EXTRACTED MATERIAL:
+===+
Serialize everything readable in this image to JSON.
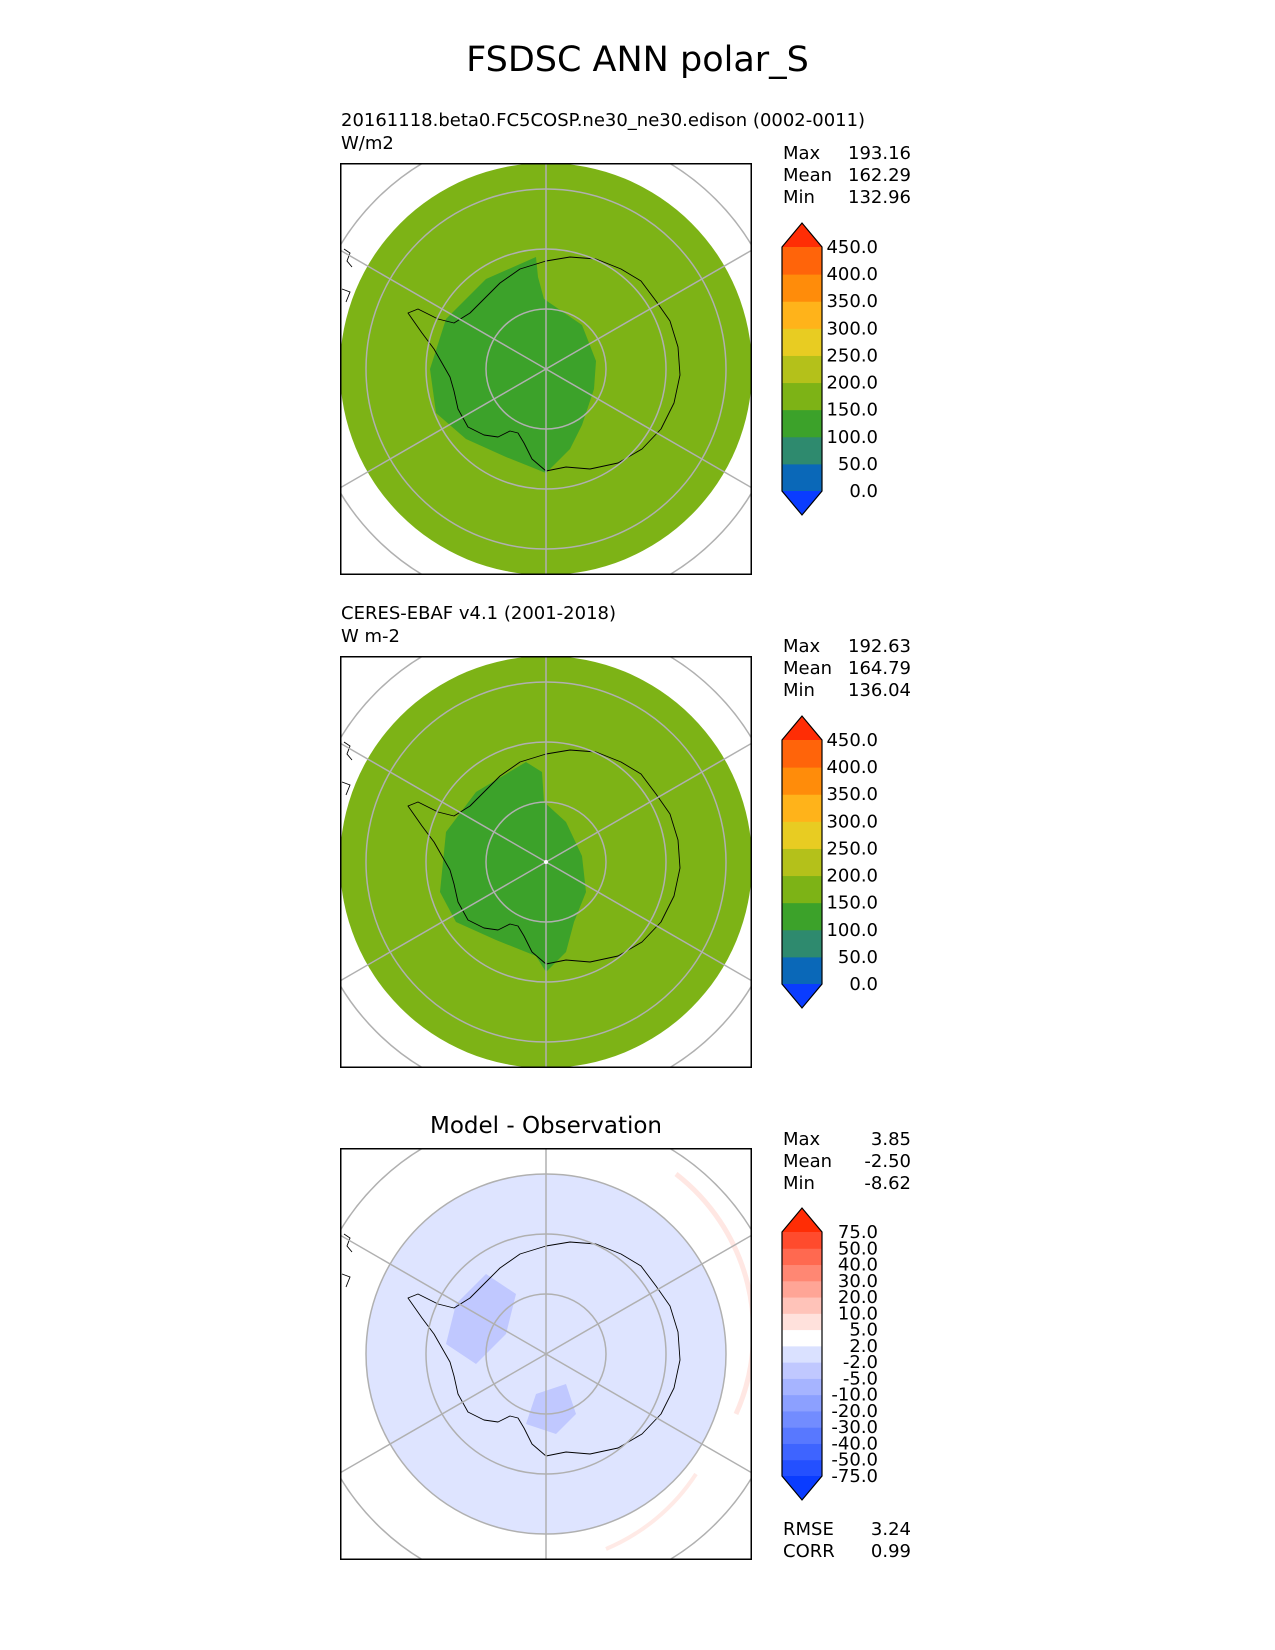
{
  "title": "FSDSC ANN polar_S",
  "panels": [
    {
      "id": "test",
      "title": "20161118.beta0.FC5COSP.ne30_ne30.edison (0002-0011)",
      "units": "W/m2",
      "stats": [
        {
          "label": "Max",
          "value": "193.16"
        },
        {
          "label": "Mean",
          "value": "162.29"
        },
        {
          "label": "Min",
          "value": "132.96"
        }
      ]
    },
    {
      "id": "reference",
      "title": "CERES-EBAF v4.1 (2001-2018)",
      "units": "W m-2",
      "stats": [
        {
          "label": "Max",
          "value": "192.63"
        },
        {
          "label": "Mean",
          "value": "164.79"
        },
        {
          "label": "Min",
          "value": "136.04"
        }
      ]
    },
    {
      "id": "diff",
      "title": "Model - Observation",
      "stats": [
        {
          "label": "Max",
          "value": "3.85"
        },
        {
          "label": "Mean",
          "value": "-2.50"
        },
        {
          "label": "Min",
          "value": "-8.62"
        }
      ],
      "metrics": [
        {
          "label": "RMSE",
          "value": "3.24"
        },
        {
          "label": "CORR",
          "value": "0.99"
        }
      ]
    }
  ],
  "chart_data": [
    {
      "type": "heatmap",
      "projection": "south-polar-stereographic",
      "variable": "FSDSC",
      "colorbar": {
        "tick_labels": [
          "0.0",
          "50.0",
          "100.0",
          "150.0",
          "200.0",
          "250.0",
          "300.0",
          "350.0",
          "400.0",
          "450.0"
        ],
        "colors": [
          "#0a3cff",
          "#0a68b8",
          "#2e8a6e",
          "#3ca22a",
          "#7db316",
          "#b4c11a",
          "#e8cc22",
          "#ffb31a",
          "#ff8c0a",
          "#ff640a",
          "#ff2d05"
        ],
        "extend": "both"
      },
      "dominant_value_range": [
        150,
        200
      ],
      "interior_value_range": [
        100,
        150
      ]
    },
    {
      "type": "heatmap",
      "projection": "south-polar-stereographic",
      "variable": "FSDSC",
      "colorbar": {
        "tick_labels": [
          "0.0",
          "50.0",
          "100.0",
          "150.0",
          "200.0",
          "250.0",
          "300.0",
          "350.0",
          "400.0",
          "450.0"
        ],
        "colors": [
          "#0a3cff",
          "#0a68b8",
          "#2e8a6e",
          "#3ca22a",
          "#7db316",
          "#b4c11a",
          "#e8cc22",
          "#ffb31a",
          "#ff8c0a",
          "#ff640a",
          "#ff2d05"
        ],
        "extend": "both"
      },
      "dominant_value_range": [
        150,
        200
      ],
      "interior_value_range": [
        100,
        150
      ]
    },
    {
      "type": "heatmap",
      "projection": "south-polar-stereographic",
      "variable": "FSDSC difference",
      "colorbar": {
        "tick_labels": [
          "-75.0",
          "-50.0",
          "-40.0",
          "-30.0",
          "-20.0",
          "-10.0",
          "-5.0",
          "-2.0",
          "2.0",
          "5.0",
          "10.0",
          "20.0",
          "30.0",
          "40.0",
          "50.0",
          "75.0"
        ],
        "colors": [
          "#0a3cff",
          "#2450ff",
          "#3e64ff",
          "#5878ff",
          "#728cff",
          "#8ca0ff",
          "#a6b4ff",
          "#c0c8ff",
          "#dae1ff",
          "#ffffff",
          "#ffe1dc",
          "#ffc3b9",
          "#ffa596",
          "#ff8773",
          "#ff6950",
          "#ff4b2d",
          "#ff2d05"
        ],
        "extend": "both"
      },
      "dominant_value_range": [
        -5,
        -2
      ]
    }
  ]
}
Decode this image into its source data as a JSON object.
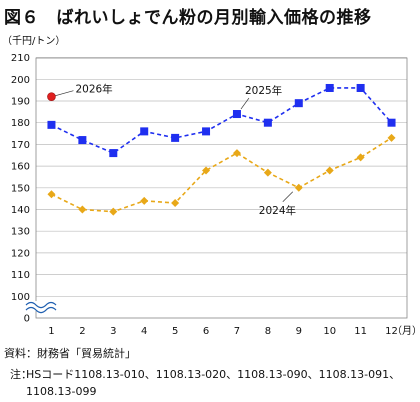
{
  "title": "図６　ばれいしょでん粉の月別輸入価格の推移",
  "unit": "（千円/トン）",
  "source": "資料：財務省「貿易統計」",
  "note_prefix": "注：",
  "note_lines": [
    "HSコード1108.13-010、1108.13-020、1108.13-090、1108.13-091、",
    "1108.13-099"
  ],
  "chart_data": {
    "type": "line",
    "categories": [
      "1",
      "2",
      "3",
      "4",
      "5",
      "6",
      "7",
      "8",
      "9",
      "10",
      "11",
      "12"
    ],
    "x_unit": "（月）",
    "ylim": [
      100,
      210
    ],
    "yticks": [
      0,
      100,
      110,
      120,
      130,
      140,
      150,
      160,
      170,
      180,
      190,
      200,
      210
    ],
    "axis_break": true,
    "grid": true,
    "series": [
      {
        "name": "2026年",
        "color": "#e02020",
        "marker": "circle",
        "values": [
          192,
          null,
          null,
          null,
          null,
          null,
          null,
          null,
          null,
          null,
          null,
          null
        ]
      },
      {
        "name": "2025年",
        "color": "#1f2ff0",
        "marker": "square",
        "values": [
          179,
          172,
          166,
          176,
          173,
          176,
          184,
          180,
          189,
          196,
          196,
          180
        ]
      },
      {
        "name": "2024年",
        "color": "#e8a818",
        "marker": "diamond",
        "values": [
          147,
          140,
          139,
          144,
          143,
          158,
          166,
          157,
          150,
          158,
          164,
          173
        ]
      }
    ]
  }
}
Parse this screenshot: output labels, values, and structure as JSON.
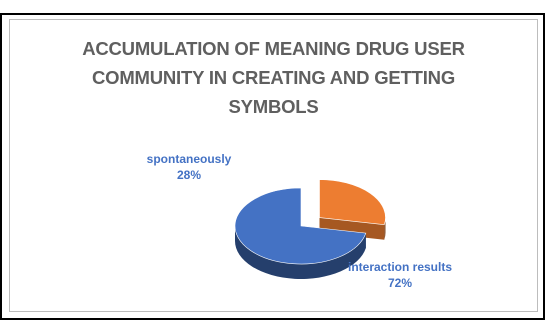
{
  "caption_fragment": "",
  "chart_data": {
    "type": "pie",
    "title_lines": [
      "ACCUMULATION OF MEANING DRUG USER",
      "COMMUNITY IN CREATING AND GETTING",
      "SYMBOLS"
    ],
    "slices": [
      {
        "label": "spontaneously",
        "value_label": "28%",
        "value": 28,
        "color": "#ed7d31",
        "exploded": true
      },
      {
        "label": "interaction results",
        "value_label": "72%",
        "value": 72,
        "color": "#4472c4",
        "exploded": false
      }
    ],
    "legend": "none",
    "data_labels": "outside",
    "style": "3d"
  }
}
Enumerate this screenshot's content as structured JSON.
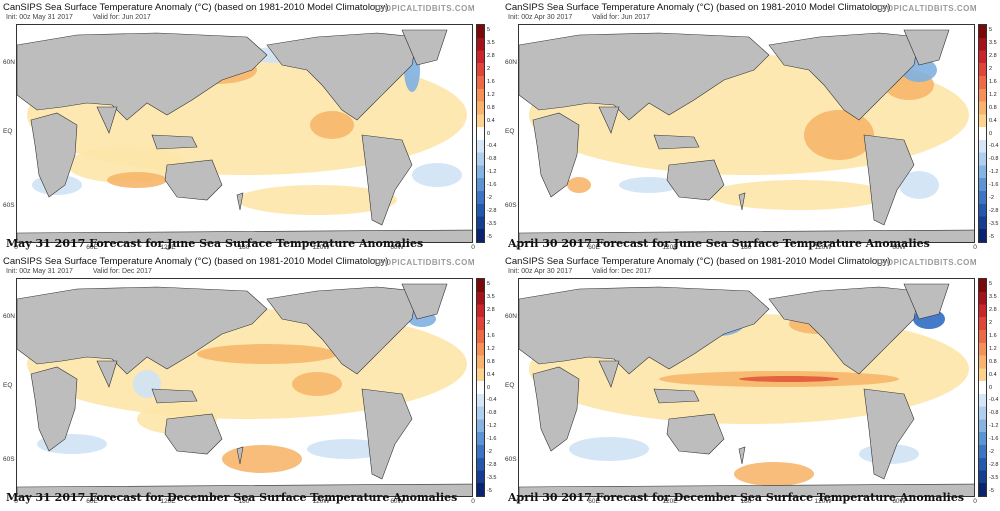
{
  "brand": "TROPICALTIDBITS.COM",
  "colors": {
    "ocean_neutral": "#ffffff",
    "land": "#bdbdbd",
    "warm_light": "#fde6a8",
    "warm_mid": "#f7b66b",
    "warm_strong": "#e0593a",
    "cool_light": "#cfe3f5",
    "cool_mid": "#7fb0e0",
    "cool_strong": "#2f6dc4"
  },
  "lat_labels": [
    "60N",
    "EQ",
    "60S"
  ],
  "lon_labels": [
    "0",
    "60E",
    "120E",
    "180",
    "120W",
    "60W",
    "0"
  ],
  "colorbar_ticks": [
    "5",
    "3.5",
    "2.8",
    "2",
    "1.6",
    "1.2",
    "0.8",
    "0.4",
    "0",
    "-0.4",
    "-0.8",
    "-1.2",
    "-1.6",
    "-2",
    "-2.8",
    "-3.5",
    "-5"
  ],
  "colorbar_colors": [
    "#7a0a0a",
    "#a3141a",
    "#c9252a",
    "#e0453a",
    "#ec6b46",
    "#f49058",
    "#f8b46f",
    "#fbd38e",
    "#ffffff",
    "#d5e6f6",
    "#b0cfee",
    "#86b4e2",
    "#5d95d4",
    "#3c76c2",
    "#2559ae",
    "#173f90",
    "#0b2470"
  ],
  "panels": [
    {
      "title": "CanSIPS Sea Surface Temperature Anomaly (°C) (based on 1981-2010 Model Climatology)",
      "init": "Init: 00z May 31 2017",
      "valid": "Valid for: Jun 2017",
      "caption": "May 31 2017 Forecast for June Sea Surface Temperature Anomalies"
    },
    {
      "title": "CanSIPS Sea Surface Temperature Anomaly (°C) (based on 1981-2010 Model Climatology)",
      "init": "Init: 00z Apr 30 2017",
      "valid": "Valid for: Jun 2017",
      "caption": "April 30 2017 Forecast for June Sea Surface Temperature Anomalies"
    },
    {
      "title": "CanSIPS Sea Surface Temperature Anomaly (°C) (based on 1981-2010 Model Climatology)",
      "init": "Init: 00z May 31 2017",
      "valid": "Valid for: Dec 2017",
      "caption": "May 31 2017 Forecast for December Sea Surface Temperature Anomalies"
    },
    {
      "title": "CanSIPS Sea Surface Temperature Anomaly (°C) (based on 1981-2010 Model Climatology)",
      "init": "Init: 00z Apr 30 2017",
      "valid": "Valid for: Dec 2017",
      "caption": "April 30 2017 Forecast for December Sea Surface Temperature Anomalies"
    }
  ]
}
+===+
Extract all lines that hold the word "Anomalies".

      "caption": "May 31 2017 Forecast for June Sea Surface Temperature Anomalies"
      "caption": "April 30 2017 Forecast for June Sea Surface Temperature Anomalies"
      "caption": "May 31 2017 Forecast for December Sea Surface Temperature Anomalies"
      "caption": "April 30 2017 Forecast for December Sea Surface Temperature Anomalies"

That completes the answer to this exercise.